Records from a dataset:
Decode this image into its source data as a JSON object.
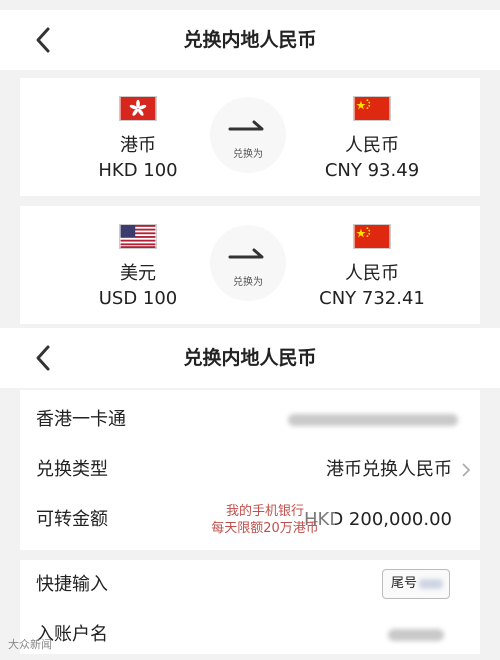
{
  "nav1": {
    "title": "兑换内地人民币"
  },
  "nav2": {
    "title": "兑换内地人民币"
  },
  "exchange": {
    "arrow_label": "兑换为",
    "cards": [
      {
        "from": {
          "name": "港币",
          "amount": "HKD 100",
          "flag": "hk-flag-icon"
        },
        "to": {
          "name": "人民币",
          "amount": "CNY 93.49",
          "flag": "cn-flag-icon"
        }
      },
      {
        "from": {
          "name": "美元",
          "amount": "USD 100",
          "flag": "us-flag-icon"
        },
        "to": {
          "name": "人民币",
          "amount": "CNY 732.41",
          "flag": "cn-flag-icon"
        }
      }
    ]
  },
  "form": {
    "rows": [
      {
        "label": "香港一卡通",
        "value": ""
      },
      {
        "label": "兑换类型",
        "value": "港币兑换人民币"
      },
      {
        "label": "可转金额",
        "value": "HKD 200,000.00"
      }
    ],
    "stamp_line1": "我的手机银行",
    "stamp_line2": "每天限额20万港币"
  },
  "form2": {
    "rows": [
      {
        "label": "快捷输入",
        "tail_label": "尾号"
      },
      {
        "label": "入账户名"
      }
    ]
  },
  "watermark": "大众新闻",
  "colors": {
    "stamp": "#c0504d",
    "background": "#f2f2f2"
  }
}
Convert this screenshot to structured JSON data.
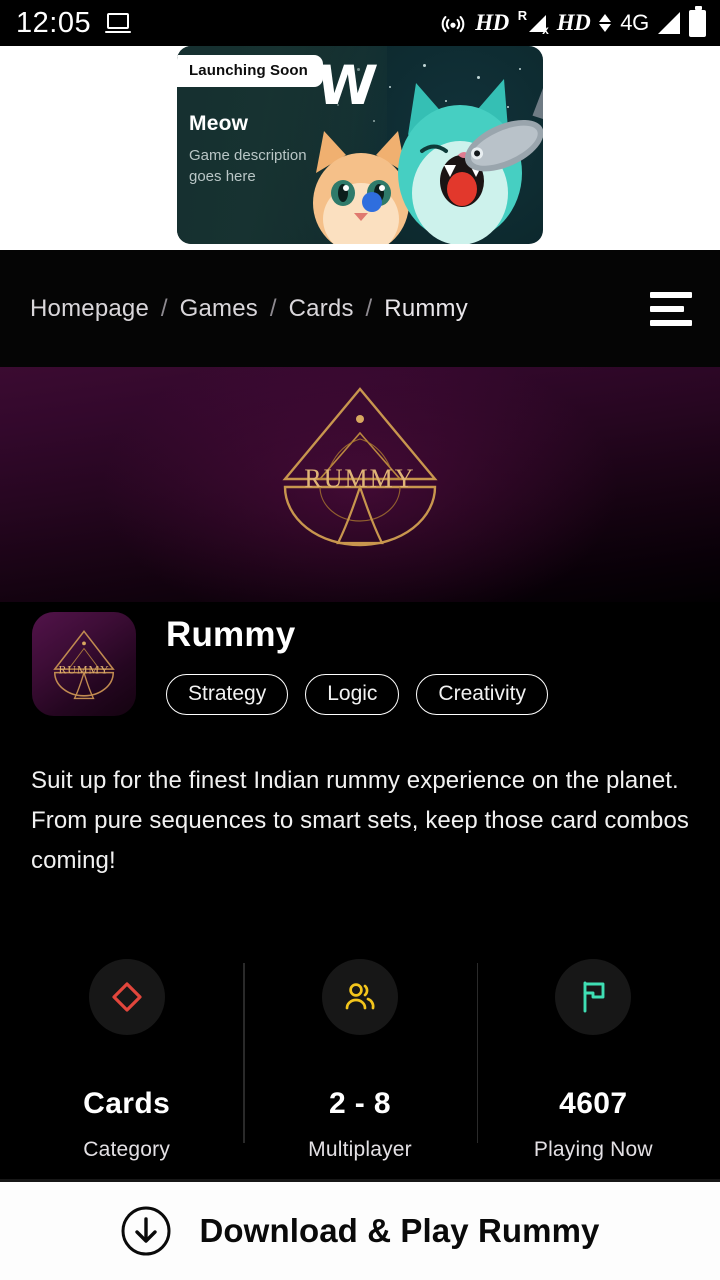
{
  "status_bar": {
    "time": "12:05",
    "icons": [
      "laptop-icon",
      "hotspot-icon",
      "hd-icon",
      "roaming-signal-off-icon",
      "hd-icon-2",
      "data-transfer-4g-icon",
      "signal-bars-icon",
      "battery-icon"
    ],
    "hd_label": "HD",
    "hd_label_2": "HD",
    "network_label": "4G",
    "roaming_label": "R",
    "signal_off_label": "x"
  },
  "promo": {
    "badge": "Launching Soon",
    "title": "Meow",
    "subtitle": "Game description goes here",
    "brand_mark": "W",
    "bg_color": "#0d2a2f"
  },
  "breadcrumb": {
    "items": [
      "Homepage",
      "Games",
      "Cards",
      "Rummy"
    ],
    "separator": "/",
    "menu_icon": "hamburger-menu-icon"
  },
  "hero": {
    "logo_text": "RUMMY",
    "gradient_from": "#3b0b31",
    "gradient_to": "#020002"
  },
  "game": {
    "icon_text": "RUMMY",
    "title": "Rummy",
    "tags": [
      "Strategy",
      "Logic",
      "Creativity"
    ],
    "description": "Suit up for the finest Indian rummy experience on the planet. From pure sequences to smart sets, keep those card combos coming!"
  },
  "stats": [
    {
      "icon": "diamond-suit-icon",
      "icon_color": "#e2463c",
      "value": "Cards",
      "label": "Category"
    },
    {
      "icon": "users-multiplayer-icon",
      "icon_color": "#f3c51c",
      "value": "2 - 8",
      "label": "Multiplayer"
    },
    {
      "icon": "flag-icon",
      "icon_color": "#3fdfb4",
      "value": "4607",
      "label": "Playing Now"
    }
  ],
  "cta": {
    "icon": "download-circle-icon",
    "label": "Download & Play Rummy"
  }
}
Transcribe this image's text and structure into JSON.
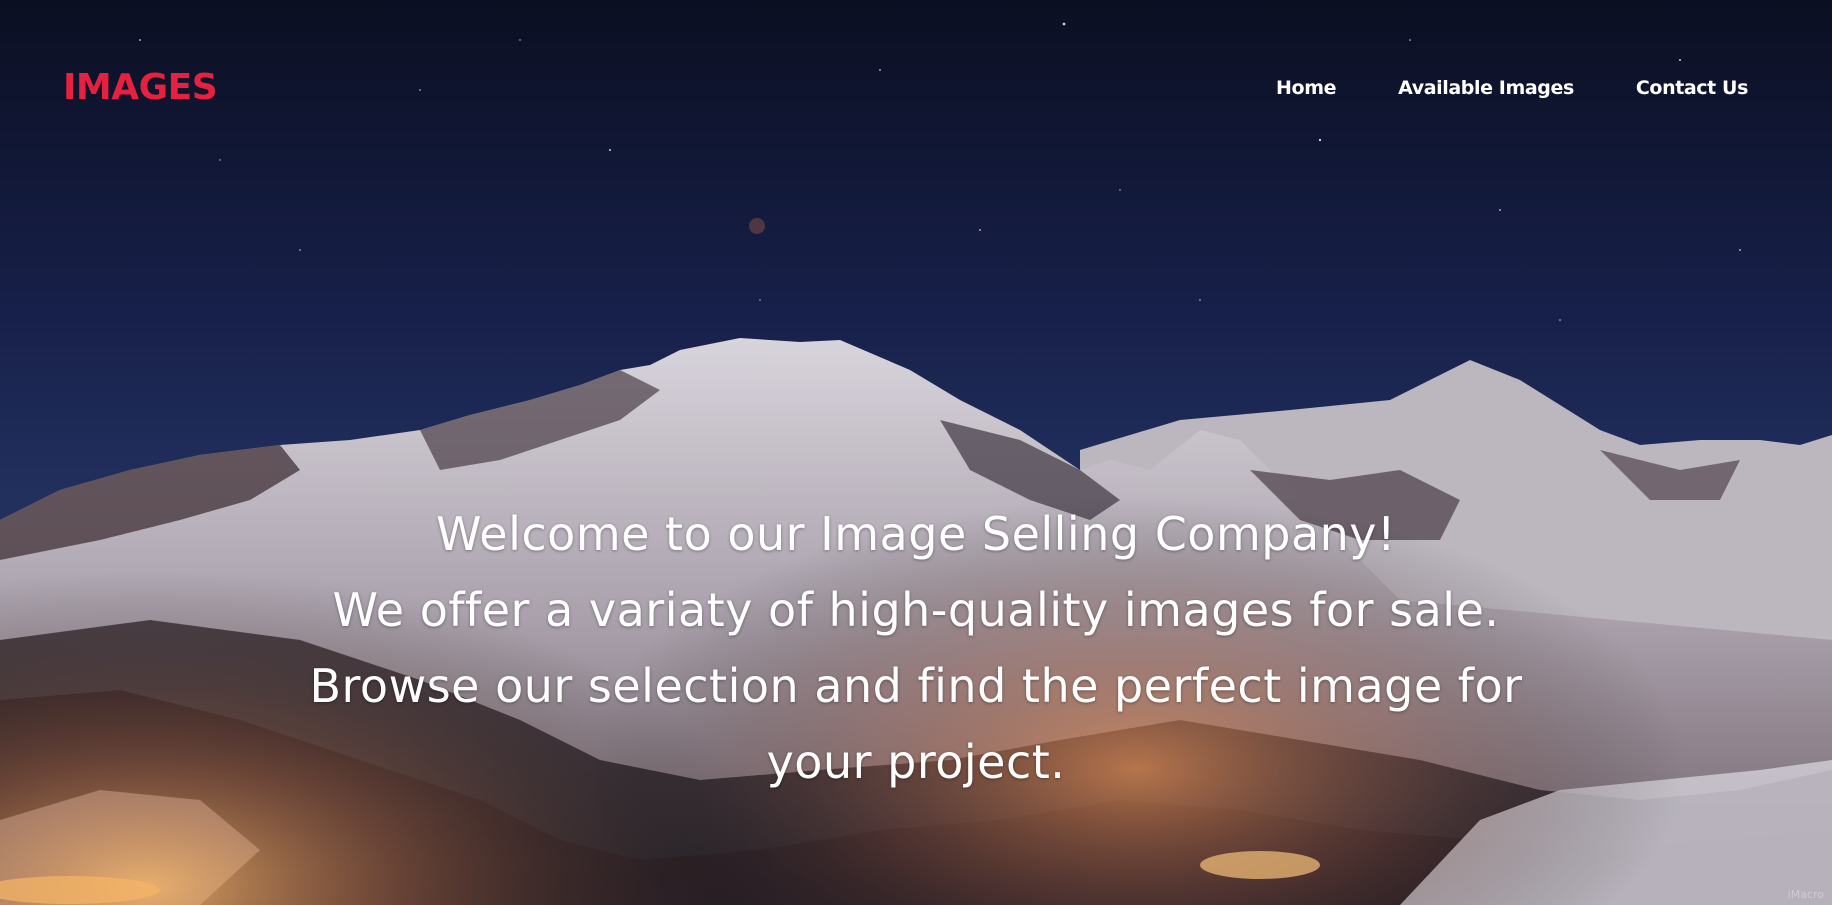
{
  "brand": {
    "logo_text": "IMAGES",
    "logo_color": "#e5213f"
  },
  "nav": {
    "items": [
      {
        "label": "Home"
      },
      {
        "label": "Available Images"
      },
      {
        "label": "Contact Us"
      }
    ]
  },
  "hero": {
    "lines": [
      "Welcome to our Image Selling Company!",
      "We offer a variaty of high-quality images for sale.",
      "Browse our selection and find the perfect image for",
      "your project."
    ],
    "background_description_icon": "night-mountain-landscape-image"
  },
  "corner_watermark": "iMacro"
}
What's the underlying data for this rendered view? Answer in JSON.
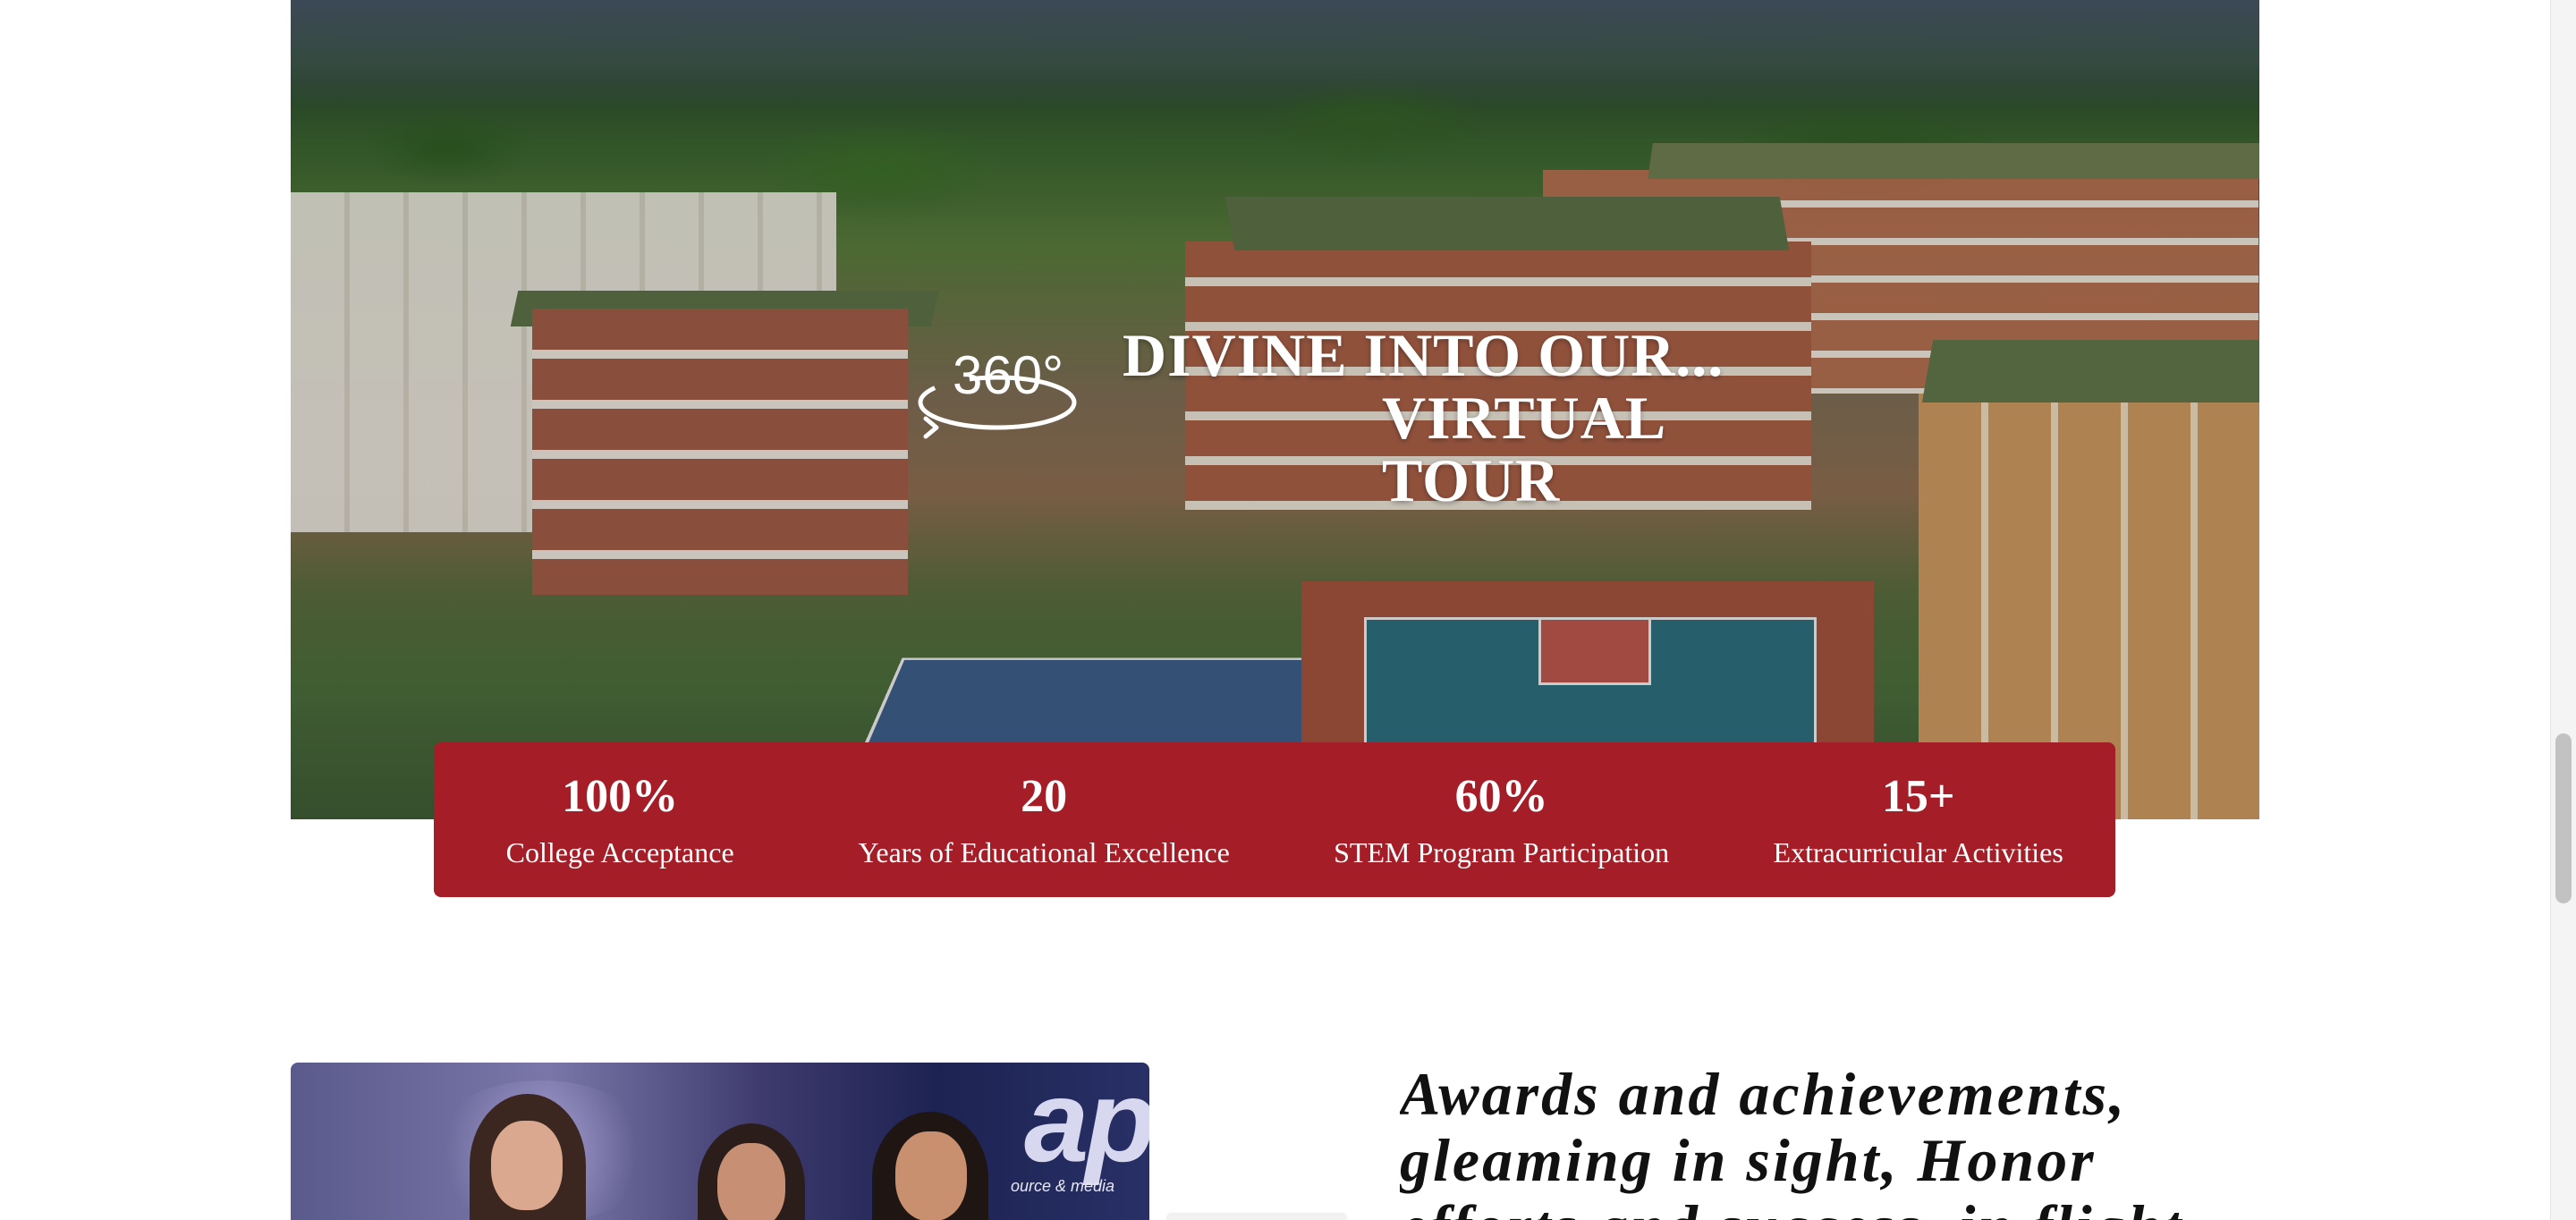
{
  "virtual_tour": {
    "title_line1": "DIVINE INTO OUR...",
    "title_line2": "VIRTUAL TOUR",
    "icon": "360-view-icon",
    "icon_text": "360°"
  },
  "stats": [
    {
      "value": "100%",
      "label": "College Acceptance"
    },
    {
      "value": "20",
      "label": "Years of Educational Excellence"
    },
    {
      "value": "60%",
      "label": "STEM Program Participation"
    },
    {
      "value": "15+",
      "label": "Extracurricular Activities"
    }
  ],
  "awards": {
    "heading": "Awards and achievements, gleaming in sight, Honor efforts and success, in flight.",
    "photo_logo_text": "aps",
    "photo_logo_subtext": "ource & media"
  },
  "colors": {
    "stats_background": "#a51d27",
    "text_on_stats": "#ffffff",
    "heading_text": "#111111"
  }
}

*What you should do*
Write out the whole listing again, exactly, with no pictures.

*Exercise solution*
Decode this image into its source data as a JSON object.
{
  "nav1": {
    "title": "兑换内地人民币"
  },
  "nav2": {
    "title": "兑换内地人民币"
  },
  "exchange": {
    "arrow_label": "兑换为",
    "cards": [
      {
        "from": {
          "name": "港币",
          "amount": "HKD 100",
          "flag": "hk-flag-icon"
        },
        "to": {
          "name": "人民币",
          "amount": "CNY 93.49",
          "flag": "cn-flag-icon"
        }
      },
      {
        "from": {
          "name": "美元",
          "amount": "USD 100",
          "flag": "us-flag-icon"
        },
        "to": {
          "name": "人民币",
          "amount": "CNY 732.41",
          "flag": "cn-flag-icon"
        }
      }
    ]
  },
  "form": {
    "rows": [
      {
        "label": "香港一卡通",
        "value": ""
      },
      {
        "label": "兑换类型",
        "value": "港币兑换人民币"
      },
      {
        "label": "可转金额",
        "value": "HKD 200,000.00"
      }
    ],
    "stamp_line1": "我的手机银行",
    "stamp_line2": "每天限额20万港币"
  },
  "form2": {
    "rows": [
      {
        "label": "快捷输入",
        "tail_label": "尾号"
      },
      {
        "label": "入账户名"
      }
    ]
  },
  "watermark": "大众新闻",
  "colors": {
    "stamp": "#c0504d",
    "background": "#f2f2f2"
  }
}
Convert this screenshot to structured JSON data.
{
  "status_bar": {
    "time": "12:05",
    "icons": [
      "laptop-icon",
      "hotspot-icon",
      "hd-icon",
      "roaming-signal-off-icon",
      "hd-icon-2",
      "data-transfer-4g-icon",
      "signal-bars-icon",
      "battery-icon"
    ],
    "hd_label": "HD",
    "hd_label_2": "HD",
    "network_label": "4G",
    "roaming_label": "R",
    "signal_off_label": "x"
  },
  "promo": {
    "badge": "Launching Soon",
    "title": "Meow",
    "subtitle": "Game description goes here",
    "brand_mark": "W",
    "bg_color": "#0d2a2f"
  },
  "breadcrumb": {
    "items": [
      "Homepage",
      "Games",
      "Cards",
      "Rummy"
    ],
    "separator": "/",
    "menu_icon": "hamburger-menu-icon"
  },
  "hero": {
    "logo_text": "RUMMY",
    "gradient_from": "#3b0b31",
    "gradient_to": "#020002"
  },
  "game": {
    "icon_text": "RUMMY",
    "title": "Rummy",
    "tags": [
      "Strategy",
      "Logic",
      "Creativity"
    ],
    "description": "Suit up for the finest Indian rummy experience on the planet. From pure sequences to smart sets, keep those card combos coming!"
  },
  "stats": [
    {
      "icon": "diamond-suit-icon",
      "icon_color": "#e2463c",
      "value": "Cards",
      "label": "Category"
    },
    {
      "icon": "users-multiplayer-icon",
      "icon_color": "#f3c51c",
      "value": "2 - 8",
      "label": "Multiplayer"
    },
    {
      "icon": "flag-icon",
      "icon_color": "#3fdfb4",
      "value": "4607",
      "label": "Playing Now"
    }
  ],
  "cta": {
    "icon": "download-circle-icon",
    "label": "Download & Play Rummy"
  }
}
Transcribe this image's text and structure into JSON.
{
  "brand": {
    "logo_text": "IMAGES",
    "logo_color": "#e5213f"
  },
  "nav": {
    "items": [
      {
        "label": "Home"
      },
      {
        "label": "Available Images"
      },
      {
        "label": "Contact Us"
      }
    ]
  },
  "hero": {
    "lines": [
      "Welcome to our Image Selling Company!",
      "We offer a variaty of high-quality images for sale.",
      "Browse our selection and find the perfect image for",
      "your project."
    ],
    "background_description_icon": "night-mountain-landscape-image"
  },
  "corner_watermark": "iMacro"
}
What's the underlying data for this rendered view? Answer in JSON.
{
  "virtual_tour": {
    "title_line1": "DIVINE INTO OUR...",
    "title_line2": "VIRTUAL TOUR",
    "icon": "360-view-icon",
    "icon_text": "360°"
  },
  "stats": [
    {
      "value": "100%",
      "label": "College Acceptance"
    },
    {
      "value": "20",
      "label": "Years of Educational Excellence"
    },
    {
      "value": "60%",
      "label": "STEM Program Participation"
    },
    {
      "value": "15+",
      "label": "Extracurricular Activities"
    }
  ],
  "awards": {
    "heading": "Awards and achievements, gleaming in sight, Honor efforts and success, in flight.",
    "photo_logo_text": "aps",
    "photo_logo_subtext": "ource & media"
  },
  "colors": {
    "stats_background": "#a51d27",
    "text_on_stats": "#ffffff",
    "heading_text": "#111111"
  }
}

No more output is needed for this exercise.